Data records
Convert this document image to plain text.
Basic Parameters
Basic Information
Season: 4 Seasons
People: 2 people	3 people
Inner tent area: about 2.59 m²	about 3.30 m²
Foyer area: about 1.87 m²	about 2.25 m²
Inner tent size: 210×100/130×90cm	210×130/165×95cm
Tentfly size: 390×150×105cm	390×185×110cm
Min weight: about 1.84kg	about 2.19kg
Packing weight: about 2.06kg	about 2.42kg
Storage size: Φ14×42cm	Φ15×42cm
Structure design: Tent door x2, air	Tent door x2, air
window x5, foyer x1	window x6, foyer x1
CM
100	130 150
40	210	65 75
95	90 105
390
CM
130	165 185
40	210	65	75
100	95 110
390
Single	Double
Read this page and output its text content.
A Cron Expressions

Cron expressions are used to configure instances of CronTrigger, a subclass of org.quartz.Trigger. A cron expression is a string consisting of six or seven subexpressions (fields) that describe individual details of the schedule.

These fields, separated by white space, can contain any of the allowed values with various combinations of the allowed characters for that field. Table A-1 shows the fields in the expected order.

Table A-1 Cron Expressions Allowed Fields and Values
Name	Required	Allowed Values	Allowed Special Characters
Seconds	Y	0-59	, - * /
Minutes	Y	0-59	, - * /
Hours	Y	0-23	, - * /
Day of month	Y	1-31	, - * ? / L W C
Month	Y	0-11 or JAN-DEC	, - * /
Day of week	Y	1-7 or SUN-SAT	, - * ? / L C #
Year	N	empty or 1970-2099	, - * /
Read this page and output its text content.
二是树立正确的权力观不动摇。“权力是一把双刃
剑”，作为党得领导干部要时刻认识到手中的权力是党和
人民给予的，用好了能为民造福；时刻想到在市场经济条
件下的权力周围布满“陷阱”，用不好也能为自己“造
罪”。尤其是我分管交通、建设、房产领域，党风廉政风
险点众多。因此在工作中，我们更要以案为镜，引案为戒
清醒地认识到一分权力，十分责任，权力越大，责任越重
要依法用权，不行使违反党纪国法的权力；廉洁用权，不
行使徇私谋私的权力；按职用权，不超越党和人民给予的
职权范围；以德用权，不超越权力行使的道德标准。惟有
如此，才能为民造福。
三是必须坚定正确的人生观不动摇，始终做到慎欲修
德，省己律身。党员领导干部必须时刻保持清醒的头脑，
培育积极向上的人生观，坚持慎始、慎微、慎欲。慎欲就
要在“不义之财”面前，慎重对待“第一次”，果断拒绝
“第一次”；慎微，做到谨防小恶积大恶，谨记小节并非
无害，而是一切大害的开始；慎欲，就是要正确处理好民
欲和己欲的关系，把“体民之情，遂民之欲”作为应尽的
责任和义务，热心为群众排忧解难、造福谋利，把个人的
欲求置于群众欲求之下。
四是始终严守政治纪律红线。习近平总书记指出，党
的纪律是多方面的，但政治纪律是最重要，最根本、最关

● Exercise task:
Your task is to list each line of the records with the word "that".

● Written solution:
Cron expressions are used to configure instances of CronTrigger, a subclass of org.quartz.Trigger. A cron expression is a string consisting of six or seven subexpressions (fields) that describe individual details of the schedule.
These fields, separated by white space, can contain any of the allowed values with various combinations of the allowed characters for that field. Table A-1 shows the fields in the expected order.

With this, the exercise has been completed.